## Quoted passage:
*-*-*

# Echo CS-440 chainsaw



## Ironsides (May 11, 2007)

On the photo pages I posted a few pictures of a 75' Ash that I had cut down last year with a little Echo chainsaw. This saw was new when I first used it on this tree and in my humble opinion the Echo was worth it's weight in gold.

Some specs of interest. The model # is CS-440 it has a 45 cc motor and an 18" bar. I bought it at Home Depot for $269.

I have had some cheap chainsaws in my lifetime, including a Poulan P3314 14" that I bought three years ago. I used it a few times to trim branches but it is very difficult to start. Starting a small gas powered power tool is the ONLY criteria I look for. If it takes too many pulls on the cord to start then I am too tired to use the tool afterward.

The Echo did the job as best as I could expect. I am not a lumberjack, I don't have lots of trees to cut down so I also have no need for a very long bar. The 18" bar on the Echo was able to handle the 24" diameter Ash easily.

Ironsides


----------



## TDunk (May 11, 2007)

I've used Echo limbing saws before but nothing else with the echo name on it. The quality is top notch, styling on the other hand not so much. I wouldn't mind owning a few if they were available locally. If i lose a fuel cap o-ring, bend a handle bar i can go into town and be running the same day. Thats why i just stick with whats local.


----------



## Wood Hick (May 11, 2007)

I am a Stihl man.. but.. I own a small Echo and use it all the time. I have not been able to hurt it yet. When you do this stuff for a living, time is $$$. The Stihls/Huskys are much faster and put out more torque for the cc's. Also, parts are never more than a few miles away. For a homeowner/woodlot owner, the medium size Echo is a sound choice. Now, that being said, you found the saw you like for 75' Ash, so its time to get a new one for Oak, and then maybe another for soft wood, and then..........

*-*-*

## Source data:

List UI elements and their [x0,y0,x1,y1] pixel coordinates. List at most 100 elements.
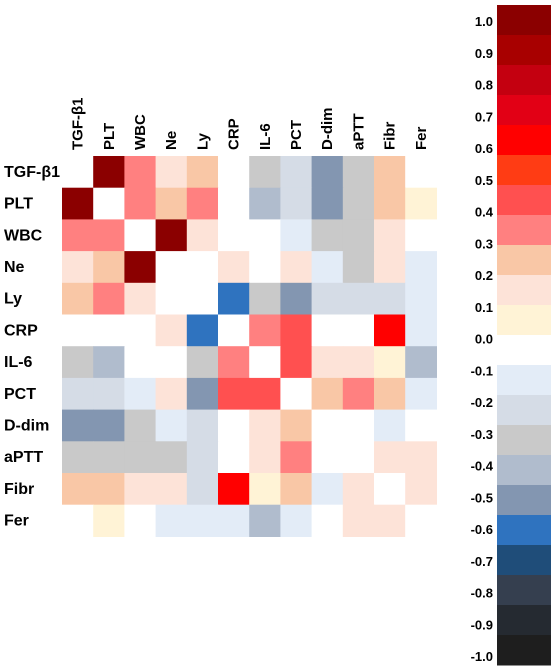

*-*-*

## Instruction:
In the forum thread about the Echo CS-440 chainsaw, replace "Ash" with "Maple" and write out the passage starting at "On the photo" and ending at "the tool afterward.". You won't need the lines for this.

## Answer to the problem:
On the photo pages I posted a few pictures of a 75' Maple that I had cut down last year with a little Echo chainsaw. This saw was new when I first used it on this tree and in my humble opinion the Echo was worth it's weight in gold.

Some specs of interest. The model # is CS-440 it has a 45 cc motor and an 18" bar. I bought it at Home Depot for $269.

I have had some cheap chainsaws in my lifetime, including a Poulan P3314 14" that I bought three years ago. I used it a few times to trim branches but it is very difficult to start. Starting a small gas powered power tool is the ONLY criteria I look for. If it takes too many pulls on the cord to start then I am too tired to use the tool afterward.